• [The input]:
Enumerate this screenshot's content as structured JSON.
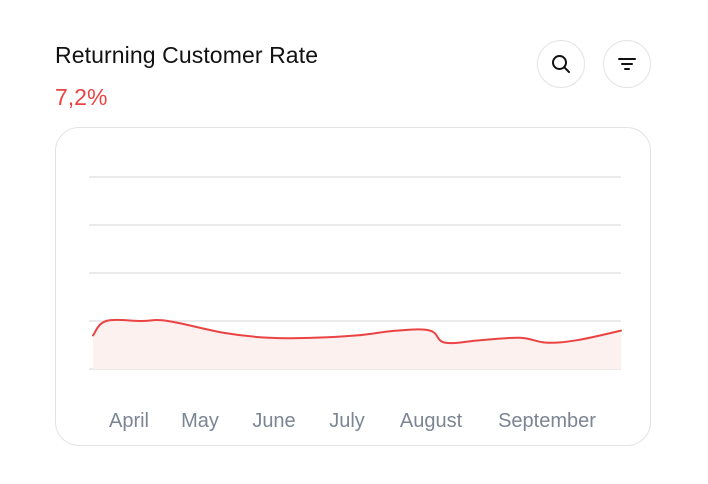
{
  "header": {
    "title": "Returning Customer Rate",
    "value": "7,2%"
  },
  "actions": {
    "search_icon": "search-icon",
    "filter_icon": "filter-icon"
  },
  "colors": {
    "accent": "#ea4343",
    "fill": "#fdf1f0",
    "grid": "#e4e4e4",
    "tick": "#7b8594"
  },
  "chart_data": {
    "type": "area",
    "categories": [
      "April",
      "May",
      "June",
      "July",
      "August",
      "September"
    ],
    "grid": true,
    "ylim": [
      0,
      10
    ],
    "series": [
      {
        "x": [
          0.0,
          0.15,
          0.55,
          0.85,
          1.5,
          2.0,
          2.5,
          3.0,
          3.45,
          3.83,
          4.0,
          4.4,
          4.85,
          5.15,
          5.5,
          6.0
        ],
        "values": [
          0.7,
          1.0,
          1.0,
          1.0,
          0.75,
          0.65,
          0.65,
          0.7,
          0.8,
          0.8,
          0.55,
          0.6,
          0.65,
          0.55,
          0.6,
          0.8
        ]
      }
    ]
  }
}
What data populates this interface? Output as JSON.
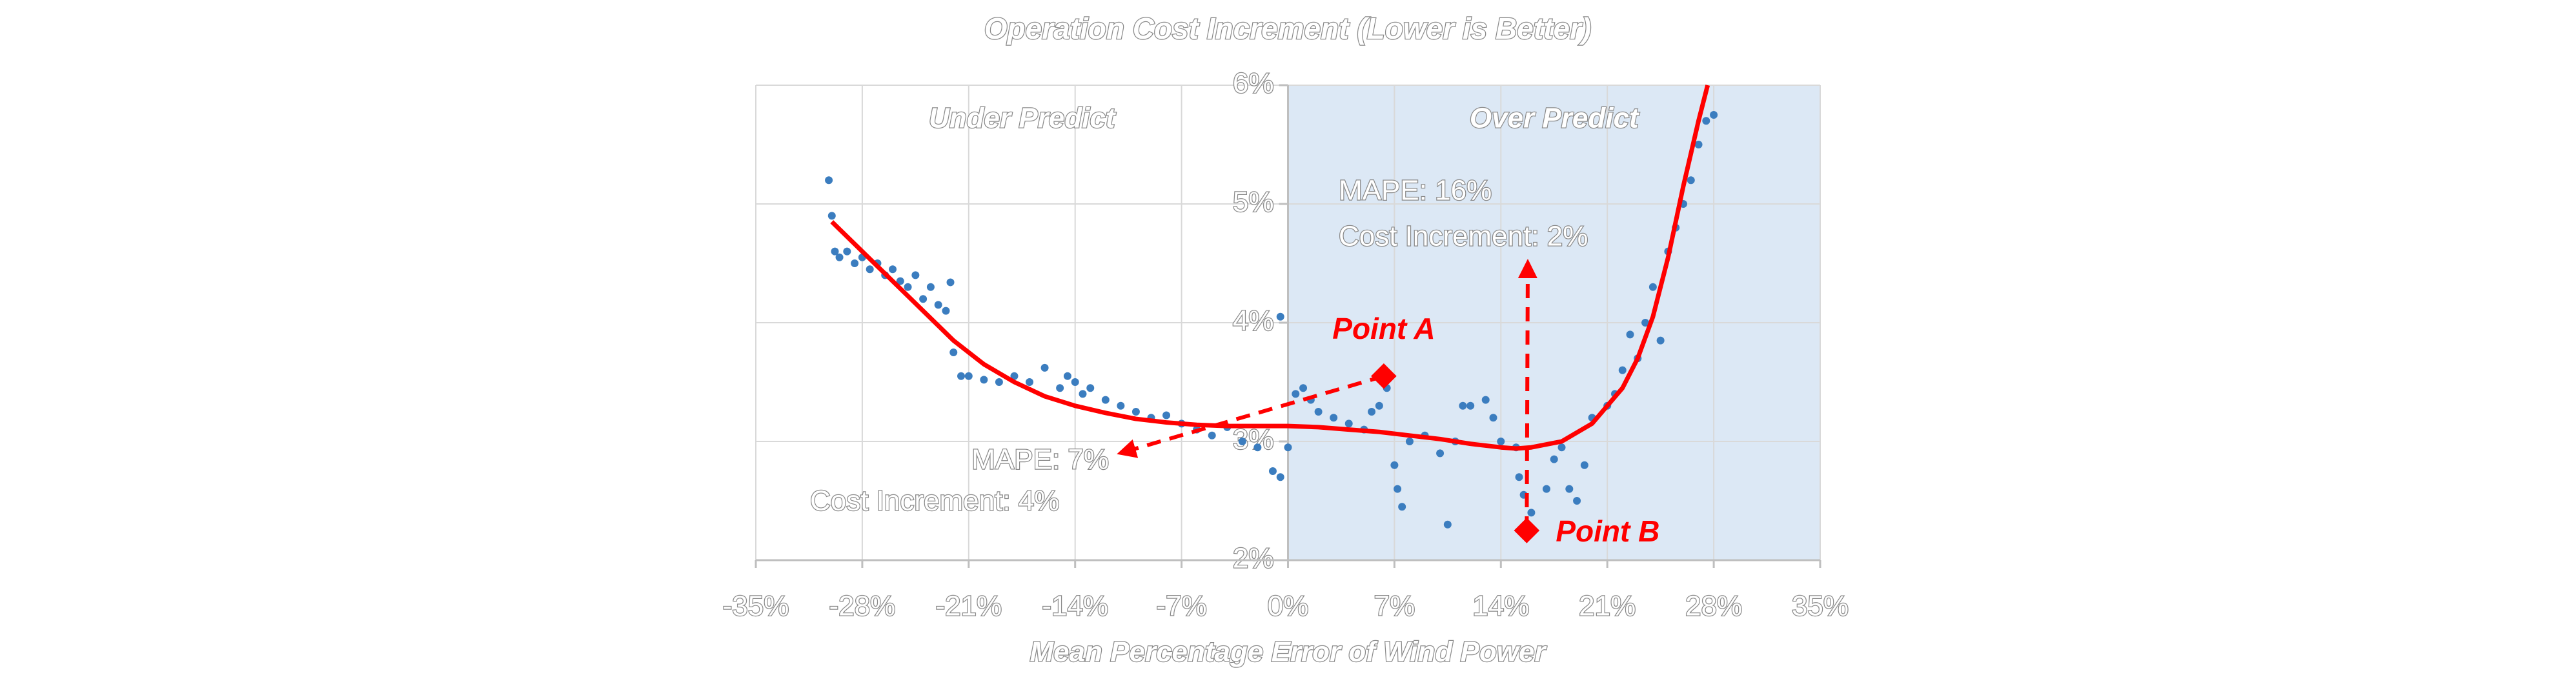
{
  "chart_data": {
    "type": "scatter",
    "title": "Operation Cost Increment (Lower is Better)",
    "x_label": "Mean Percentage Error of Wind Power",
    "xlim": [
      -35,
      35
    ],
    "ylim": [
      2,
      6
    ],
    "xticks": [
      {
        "value": -35,
        "label": "-35%"
      },
      {
        "value": -28,
        "label": "-28%"
      },
      {
        "value": -21,
        "label": "-21%"
      },
      {
        "value": -14,
        "label": "-14%"
      },
      {
        "value": -7,
        "label": "-7%"
      },
      {
        "value": 0,
        "label": "0%"
      },
      {
        "value": 7,
        "label": "7%"
      },
      {
        "value": 14,
        "label": "14%"
      },
      {
        "value": 21,
        "label": "21%"
      },
      {
        "value": 28,
        "label": "28%"
      },
      {
        "value": 35,
        "label": "35%"
      }
    ],
    "yticks": [
      {
        "value": 2,
        "label": "2%"
      },
      {
        "value": 3,
        "label": "3%"
      },
      {
        "value": 4,
        "label": "4%"
      },
      {
        "value": 5,
        "label": "5%"
      },
      {
        "value": 6,
        "label": "6%"
      }
    ],
    "grid": true,
    "regions": [
      {
        "label": "Under Predict",
        "xlim": [
          -35,
          0
        ],
        "color": "#ffffff"
      },
      {
        "label": "Over Predict",
        "xlim": [
          0,
          35
        ],
        "color": "#dce8f5"
      }
    ],
    "series": [
      {
        "type": "scatter",
        "color": "#3b7dbf",
        "x": [
          -30.2,
          -30,
          -29.8,
          -29.5,
          -29,
          -28.5,
          -28,
          -27.5,
          -27,
          -26.5,
          -26,
          -25.5,
          -25,
          -24.5,
          -24,
          -23.5,
          -23,
          -22.5,
          -22.2,
          -22,
          -21.5,
          -21,
          -20,
          -19,
          -18,
          -17,
          -16,
          -15,
          -14.5,
          -14,
          -13.5,
          -13,
          -12,
          -11,
          -10,
          -9,
          -8,
          -7,
          -6,
          -5,
          -4,
          -3,
          -2,
          -1,
          -0.5,
          -0.5,
          0,
          0.5,
          1,
          1.5,
          2,
          3,
          4,
          5,
          5.5,
          6,
          6.5,
          7,
          7.2,
          7.5,
          8,
          9,
          10,
          10.5,
          11,
          11.5,
          12,
          13,
          13.5,
          14,
          15,
          15.2,
          15.5,
          16,
          17,
          17.5,
          18,
          18.5,
          19,
          19.5,
          20,
          21,
          21.5,
          22,
          22.5,
          23,
          23.5,
          24,
          24.5,
          25,
          25.5,
          26,
          26.5,
          27,
          27.5,
          28
        ],
        "values": [
          5.2,
          4.9,
          4.6,
          4.55,
          4.6,
          4.5,
          4.55,
          4.45,
          4.5,
          4.4,
          4.45,
          4.35,
          4.3,
          4.4,
          4.2,
          4.3,
          4.15,
          4.1,
          4.34,
          3.75,
          3.55,
          3.55,
          3.52,
          3.5,
          3.55,
          3.5,
          3.62,
          3.45,
          3.55,
          3.5,
          3.4,
          3.45,
          3.35,
          3.3,
          3.25,
          3.2,
          3.22,
          3.15,
          3.1,
          3.05,
          3.12,
          3.0,
          2.95,
          2.75,
          2.7,
          4.05,
          2.95,
          3.4,
          3.45,
          3.35,
          3.25,
          3.2,
          3.15,
          3.1,
          3.25,
          3.3,
          3.45,
          2.8,
          2.6,
          2.45,
          3.0,
          3.05,
          2.9,
          2.3,
          3.0,
          3.3,
          3.3,
          3.35,
          3.2,
          3.0,
          2.95,
          2.7,
          2.55,
          2.4,
          2.6,
          2.85,
          2.95,
          2.6,
          2.5,
          2.8,
          3.2,
          3.3,
          3.4,
          3.6,
          3.9,
          3.7,
          4.0,
          4.3,
          3.85,
          4.6,
          4.8,
          5.0,
          5.2,
          5.5,
          5.7,
          5.75
        ]
      },
      {
        "type": "line",
        "color": "#ff0000",
        "x": [
          -30,
          -28,
          -26,
          -24,
          -22,
          -20,
          -18,
          -16,
          -14,
          -12,
          -10,
          -8,
          -6,
          -4,
          -2,
          0,
          2,
          4,
          6,
          8,
          10,
          12,
          14,
          15,
          16,
          18,
          20,
          22,
          23,
          24,
          25,
          26,
          27,
          27.6
        ],
        "values": [
          4.85,
          4.6,
          4.35,
          4.1,
          3.85,
          3.65,
          3.5,
          3.38,
          3.3,
          3.24,
          3.19,
          3.16,
          3.14,
          3.13,
          3.13,
          3.13,
          3.12,
          3.1,
          3.08,
          3.05,
          3.02,
          2.98,
          2.95,
          2.94,
          2.95,
          3.0,
          3.15,
          3.45,
          3.7,
          4.05,
          4.55,
          5.15,
          5.7,
          6.0
        ]
      }
    ],
    "annotations": [
      {
        "label": "Point A",
        "x": 6.3,
        "y": 3.55,
        "text": [
          "MAPE: 7%",
          "Cost Increment: 4%"
        ]
      },
      {
        "label": "Point B",
        "x": 15.7,
        "y": 2.25,
        "text": [
          "MAPE: 16%",
          "Cost Increment: 2%"
        ]
      }
    ]
  }
}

• [What you should do]:
Copy every line above word for word and exclude the pictures.

• [Answer in full]:
Enumerate this screenshot's content as structured JSON.
{
  "header": {
    "title": "Returning Customer Rate",
    "value": "7,2%"
  },
  "actions": {
    "search_icon": "search-icon",
    "filter_icon": "filter-icon"
  },
  "colors": {
    "accent": "#ea4343",
    "fill": "#fdf1f0",
    "grid": "#e4e4e4",
    "tick": "#7b8594"
  },
  "chart_data": {
    "type": "area",
    "categories": [
      "April",
      "May",
      "June",
      "July",
      "August",
      "September"
    ],
    "grid": true,
    "ylim": [
      0,
      10
    ],
    "series": [
      {
        "x": [
          0.0,
          0.15,
          0.55,
          0.85,
          1.5,
          2.0,
          2.5,
          3.0,
          3.45,
          3.83,
          4.0,
          4.4,
          4.85,
          5.15,
          5.5,
          6.0
        ],
        "values": [
          0.7,
          1.0,
          1.0,
          1.0,
          0.75,
          0.65,
          0.65,
          0.7,
          0.8,
          0.8,
          0.55,
          0.6,
          0.65,
          0.55,
          0.6,
          0.8
        ]
      }
    ]
  }
}
What data populates this interface? Output as JSON.
{
  "chart_data": {
    "type": "scatter",
    "title": "Operation Cost Increment (Lower is Better)",
    "x_label": "Mean Percentage Error of Wind Power",
    "xlim": [
      -35,
      35
    ],
    "ylim": [
      2,
      6
    ],
    "xticks": [
      {
        "value": -35,
        "label": "-35%"
      },
      {
        "value": -28,
        "label": "-28%"
      },
      {
        "value": -21,
        "label": "-21%"
      },
      {
        "value": -14,
        "label": "-14%"
      },
      {
        "value": -7,
        "label": "-7%"
      },
      {
        "value": 0,
        "label": "0%"
      },
      {
        "value": 7,
        "label": "7%"
      },
      {
        "value": 14,
        "label": "14%"
      },
      {
        "value": 21,
        "label": "21%"
      },
      {
        "value": 28,
        "label": "28%"
      },
      {
        "value": 35,
        "label": "35%"
      }
    ],
    "yticks": [
      {
        "value": 2,
        "label": "2%"
      },
      {
        "value": 3,
        "label": "3%"
      },
      {
        "value": 4,
        "label": "4%"
      },
      {
        "value": 5,
        "label": "5%"
      },
      {
        "value": 6,
        "label": "6%"
      }
    ],
    "grid": true,
    "regions": [
      {
        "label": "Under Predict",
        "xlim": [
          -35,
          0
        ],
        "color": "#ffffff"
      },
      {
        "label": "Over Predict",
        "xlim": [
          0,
          35
        ],
        "color": "#dce8f5"
      }
    ],
    "series": [
      {
        "type": "scatter",
        "color": "#3b7dbf",
        "x": [
          -30.2,
          -30,
          -29.8,
          -29.5,
          -29,
          -28.5,
          -28,
          -27.5,
          -27,
          -26.5,
          -26,
          -25.5,
          -25,
          -24.5,
          -24,
          -23.5,
          -23,
          -22.5,
          -22.2,
          -22,
          -21.5,
          -21,
          -20,
          -19,
          -18,
          -17,
          -16,
          -15,
          -14.5,
          -14,
          -13.5,
          -13,
          -12,
          -11,
          -10,
          -9,
          -8,
          -7,
          -6,
          -5,
          -4,
          -3,
          -2,
          -1,
          -0.5,
          -0.5,
          0,
          0.5,
          1,
          1.5,
          2,
          3,
          4,
          5,
          5.5,
          6,
          6.5,
          7,
          7.2,
          7.5,
          8,
          9,
          10,
          10.5,
          11,
          11.5,
          12,
          13,
          13.5,
          14,
          15,
          15.2,
          15.5,
          16,
          17,
          17.5,
          18,
          18.5,
          19,
          19.5,
          20,
          21,
          21.5,
          22,
          22.5,
          23,
          23.5,
          24,
          24.5,
          25,
          25.5,
          26,
          26.5,
          27,
          27.5,
          28
        ],
        "values": [
          5.2,
          4.9,
          4.6,
          4.55,
          4.6,
          4.5,
          4.55,
          4.45,
          4.5,
          4.4,
          4.45,
          4.35,
          4.3,
          4.4,
          4.2,
          4.3,
          4.15,
          4.1,
          4.34,
          3.75,
          3.55,
          3.55,
          3.52,
          3.5,
          3.55,
          3.5,
          3.62,
          3.45,
          3.55,
          3.5,
          3.4,
          3.45,
          3.35,
          3.3,
          3.25,
          3.2,
          3.22,
          3.15,
          3.1,
          3.05,
          3.12,
          3.0,
          2.95,
          2.75,
          2.7,
          4.05,
          2.95,
          3.4,
          3.45,
          3.35,
          3.25,
          3.2,
          3.15,
          3.1,
          3.25,
          3.3,
          3.45,
          2.8,
          2.6,
          2.45,
          3.0,
          3.05,
          2.9,
          2.3,
          3.0,
          3.3,
          3.3,
          3.35,
          3.2,
          3.0,
          2.95,
          2.7,
          2.55,
          2.4,
          2.6,
          2.85,
          2.95,
          2.6,
          2.5,
          2.8,
          3.2,
          3.3,
          3.4,
          3.6,
          3.9,
          3.7,
          4.0,
          4.3,
          3.85,
          4.6,
          4.8,
          5.0,
          5.2,
          5.5,
          5.7,
          5.75
        ]
      },
      {
        "type": "line",
        "color": "#ff0000",
        "x": [
          -30,
          -28,
          -26,
          -24,
          -22,
          -20,
          -18,
          -16,
          -14,
          -12,
          -10,
          -8,
          -6,
          -4,
          -2,
          0,
          2,
          4,
          6,
          8,
          10,
          12,
          14,
          15,
          16,
          18,
          20,
          22,
          23,
          24,
          25,
          26,
          27,
          27.6
        ],
        "values": [
          4.85,
          4.6,
          4.35,
          4.1,
          3.85,
          3.65,
          3.5,
          3.38,
          3.3,
          3.24,
          3.19,
          3.16,
          3.14,
          3.13,
          3.13,
          3.13,
          3.12,
          3.1,
          3.08,
          3.05,
          3.02,
          2.98,
          2.95,
          2.94,
          2.95,
          3.0,
          3.15,
          3.45,
          3.7,
          4.05,
          4.55,
          5.15,
          5.7,
          6.0
        ]
      }
    ],
    "annotations": [
      {
        "label": "Point A",
        "x": 6.3,
        "y": 3.55,
        "text": [
          "MAPE: 7%",
          "Cost Increment: 4%"
        ]
      },
      {
        "label": "Point B",
        "x": 15.7,
        "y": 2.25,
        "text": [
          "MAPE: 16%",
          "Cost Increment: 2%"
        ]
      }
    ]
  }
}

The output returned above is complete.